— START Data —

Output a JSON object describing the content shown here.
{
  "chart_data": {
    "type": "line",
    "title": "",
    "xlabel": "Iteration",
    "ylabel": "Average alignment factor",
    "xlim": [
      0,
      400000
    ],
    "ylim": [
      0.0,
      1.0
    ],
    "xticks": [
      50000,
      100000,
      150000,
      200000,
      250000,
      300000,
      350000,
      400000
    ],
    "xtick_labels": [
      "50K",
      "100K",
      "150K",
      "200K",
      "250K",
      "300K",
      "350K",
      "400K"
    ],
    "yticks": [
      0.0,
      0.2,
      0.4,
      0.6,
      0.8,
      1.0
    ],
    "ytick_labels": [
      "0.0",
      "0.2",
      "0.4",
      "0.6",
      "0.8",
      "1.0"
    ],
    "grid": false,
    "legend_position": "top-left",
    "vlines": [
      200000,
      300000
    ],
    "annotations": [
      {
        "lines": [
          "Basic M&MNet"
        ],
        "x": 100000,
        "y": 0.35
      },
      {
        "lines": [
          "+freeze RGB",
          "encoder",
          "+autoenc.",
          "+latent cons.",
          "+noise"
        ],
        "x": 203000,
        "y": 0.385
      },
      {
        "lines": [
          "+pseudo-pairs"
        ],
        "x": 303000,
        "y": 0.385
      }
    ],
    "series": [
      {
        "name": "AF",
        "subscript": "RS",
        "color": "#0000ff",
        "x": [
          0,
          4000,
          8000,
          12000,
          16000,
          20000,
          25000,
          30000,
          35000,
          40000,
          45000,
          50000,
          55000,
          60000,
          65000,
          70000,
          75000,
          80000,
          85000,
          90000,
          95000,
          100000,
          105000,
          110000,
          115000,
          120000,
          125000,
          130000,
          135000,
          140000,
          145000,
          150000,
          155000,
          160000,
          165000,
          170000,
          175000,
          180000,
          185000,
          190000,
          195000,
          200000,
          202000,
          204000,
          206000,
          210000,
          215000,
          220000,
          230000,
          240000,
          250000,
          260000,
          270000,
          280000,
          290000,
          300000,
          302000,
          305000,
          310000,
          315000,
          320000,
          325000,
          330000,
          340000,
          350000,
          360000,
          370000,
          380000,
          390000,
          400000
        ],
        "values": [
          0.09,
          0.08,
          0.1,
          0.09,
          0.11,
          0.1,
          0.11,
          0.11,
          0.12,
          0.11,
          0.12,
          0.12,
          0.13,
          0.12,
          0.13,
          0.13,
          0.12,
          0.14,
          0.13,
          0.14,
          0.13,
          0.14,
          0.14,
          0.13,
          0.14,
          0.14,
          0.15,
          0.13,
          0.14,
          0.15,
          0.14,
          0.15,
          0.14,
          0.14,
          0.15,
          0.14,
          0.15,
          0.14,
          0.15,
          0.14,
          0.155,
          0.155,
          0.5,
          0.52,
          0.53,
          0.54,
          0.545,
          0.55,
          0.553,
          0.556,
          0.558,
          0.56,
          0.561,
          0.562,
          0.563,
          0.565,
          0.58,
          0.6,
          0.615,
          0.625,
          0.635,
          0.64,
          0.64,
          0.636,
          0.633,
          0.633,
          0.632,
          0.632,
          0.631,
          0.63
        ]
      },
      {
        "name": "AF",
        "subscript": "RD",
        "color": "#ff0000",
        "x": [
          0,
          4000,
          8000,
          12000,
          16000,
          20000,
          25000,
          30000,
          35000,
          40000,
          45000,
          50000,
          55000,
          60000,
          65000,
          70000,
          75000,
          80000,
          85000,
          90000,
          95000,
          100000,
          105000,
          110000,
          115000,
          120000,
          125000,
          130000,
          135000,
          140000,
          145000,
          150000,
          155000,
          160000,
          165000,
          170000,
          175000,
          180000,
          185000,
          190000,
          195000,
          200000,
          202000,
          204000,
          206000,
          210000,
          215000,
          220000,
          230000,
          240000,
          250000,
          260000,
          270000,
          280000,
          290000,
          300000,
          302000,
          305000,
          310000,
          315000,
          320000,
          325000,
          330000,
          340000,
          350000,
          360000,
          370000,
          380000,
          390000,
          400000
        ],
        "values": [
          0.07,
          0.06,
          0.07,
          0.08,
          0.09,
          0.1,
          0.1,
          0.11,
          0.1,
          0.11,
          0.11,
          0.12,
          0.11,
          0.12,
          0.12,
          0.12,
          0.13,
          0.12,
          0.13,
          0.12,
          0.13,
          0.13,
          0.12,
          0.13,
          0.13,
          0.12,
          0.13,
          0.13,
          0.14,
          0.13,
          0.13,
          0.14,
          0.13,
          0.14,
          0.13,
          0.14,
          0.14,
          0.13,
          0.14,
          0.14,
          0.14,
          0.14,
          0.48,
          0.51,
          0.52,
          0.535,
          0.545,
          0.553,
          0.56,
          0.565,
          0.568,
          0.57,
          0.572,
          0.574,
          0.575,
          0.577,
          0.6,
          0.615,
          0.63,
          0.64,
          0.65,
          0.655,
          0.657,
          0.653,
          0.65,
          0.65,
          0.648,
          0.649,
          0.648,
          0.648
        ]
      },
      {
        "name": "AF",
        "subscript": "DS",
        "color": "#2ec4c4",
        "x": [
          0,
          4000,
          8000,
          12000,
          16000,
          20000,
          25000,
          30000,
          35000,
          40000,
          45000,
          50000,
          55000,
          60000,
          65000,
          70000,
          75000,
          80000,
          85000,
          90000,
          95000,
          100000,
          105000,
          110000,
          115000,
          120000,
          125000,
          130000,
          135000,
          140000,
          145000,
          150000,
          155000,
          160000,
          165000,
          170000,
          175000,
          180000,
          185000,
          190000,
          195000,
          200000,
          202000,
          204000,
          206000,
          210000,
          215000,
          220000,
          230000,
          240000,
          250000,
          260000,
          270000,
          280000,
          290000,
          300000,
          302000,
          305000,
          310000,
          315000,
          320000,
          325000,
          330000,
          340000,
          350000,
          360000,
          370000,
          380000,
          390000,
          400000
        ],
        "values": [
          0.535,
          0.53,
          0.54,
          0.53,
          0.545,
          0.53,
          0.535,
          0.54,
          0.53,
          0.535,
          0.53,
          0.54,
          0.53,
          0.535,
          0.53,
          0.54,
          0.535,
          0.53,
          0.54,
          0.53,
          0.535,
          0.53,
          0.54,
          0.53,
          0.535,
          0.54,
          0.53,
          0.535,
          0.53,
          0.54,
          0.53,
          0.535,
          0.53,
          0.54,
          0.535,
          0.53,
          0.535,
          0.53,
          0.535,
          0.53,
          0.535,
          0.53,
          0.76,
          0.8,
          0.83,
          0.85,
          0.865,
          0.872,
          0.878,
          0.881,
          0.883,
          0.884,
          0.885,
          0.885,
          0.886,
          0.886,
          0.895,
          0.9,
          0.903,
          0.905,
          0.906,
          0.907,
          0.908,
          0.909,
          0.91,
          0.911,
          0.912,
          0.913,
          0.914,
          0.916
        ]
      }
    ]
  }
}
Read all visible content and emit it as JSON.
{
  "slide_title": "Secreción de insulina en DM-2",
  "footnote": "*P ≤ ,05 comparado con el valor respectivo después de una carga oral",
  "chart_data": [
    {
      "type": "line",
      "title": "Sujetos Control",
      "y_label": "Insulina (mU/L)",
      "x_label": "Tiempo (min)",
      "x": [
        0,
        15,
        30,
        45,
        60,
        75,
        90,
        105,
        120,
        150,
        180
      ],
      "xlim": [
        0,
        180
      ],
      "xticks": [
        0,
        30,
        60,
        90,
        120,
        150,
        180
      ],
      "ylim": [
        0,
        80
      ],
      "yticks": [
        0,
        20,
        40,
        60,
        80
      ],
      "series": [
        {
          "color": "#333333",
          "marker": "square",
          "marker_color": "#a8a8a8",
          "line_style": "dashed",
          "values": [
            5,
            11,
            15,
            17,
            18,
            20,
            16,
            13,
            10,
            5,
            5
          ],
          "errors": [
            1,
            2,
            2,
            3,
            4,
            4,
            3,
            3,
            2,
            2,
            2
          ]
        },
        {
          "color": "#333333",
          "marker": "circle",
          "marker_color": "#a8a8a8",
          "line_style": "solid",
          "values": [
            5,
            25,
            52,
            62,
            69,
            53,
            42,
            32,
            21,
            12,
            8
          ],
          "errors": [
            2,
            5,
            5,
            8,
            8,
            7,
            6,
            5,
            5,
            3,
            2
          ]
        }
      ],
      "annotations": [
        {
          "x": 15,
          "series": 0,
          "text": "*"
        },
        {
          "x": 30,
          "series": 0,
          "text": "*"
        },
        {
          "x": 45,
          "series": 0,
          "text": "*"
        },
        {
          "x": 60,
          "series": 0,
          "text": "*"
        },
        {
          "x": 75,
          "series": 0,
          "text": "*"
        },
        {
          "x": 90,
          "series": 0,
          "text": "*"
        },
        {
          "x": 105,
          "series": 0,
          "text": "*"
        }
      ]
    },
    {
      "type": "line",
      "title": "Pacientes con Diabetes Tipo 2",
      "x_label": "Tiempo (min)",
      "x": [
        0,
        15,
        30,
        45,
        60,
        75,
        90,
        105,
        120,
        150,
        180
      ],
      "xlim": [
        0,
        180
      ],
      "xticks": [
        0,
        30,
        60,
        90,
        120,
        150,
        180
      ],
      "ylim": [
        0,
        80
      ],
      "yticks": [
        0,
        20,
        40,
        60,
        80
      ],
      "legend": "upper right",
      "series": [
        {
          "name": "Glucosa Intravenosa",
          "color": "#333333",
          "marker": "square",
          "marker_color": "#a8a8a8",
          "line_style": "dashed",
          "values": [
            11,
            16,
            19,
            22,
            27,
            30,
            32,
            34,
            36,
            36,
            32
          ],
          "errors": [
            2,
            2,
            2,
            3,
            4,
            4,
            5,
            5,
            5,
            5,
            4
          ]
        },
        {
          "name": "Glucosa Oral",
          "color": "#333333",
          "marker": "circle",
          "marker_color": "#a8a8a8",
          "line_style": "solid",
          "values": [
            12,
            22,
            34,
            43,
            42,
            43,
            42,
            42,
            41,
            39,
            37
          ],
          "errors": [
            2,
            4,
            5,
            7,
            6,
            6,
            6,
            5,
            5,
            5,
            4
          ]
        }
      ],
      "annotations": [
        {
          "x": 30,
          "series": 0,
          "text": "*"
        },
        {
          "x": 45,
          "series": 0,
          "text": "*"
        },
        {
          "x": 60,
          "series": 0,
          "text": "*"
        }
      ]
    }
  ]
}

— END Data —

The exercise - Work out the number of lines in this listing that include the word "subscript". Reply with that number only.

Solved exercise - 3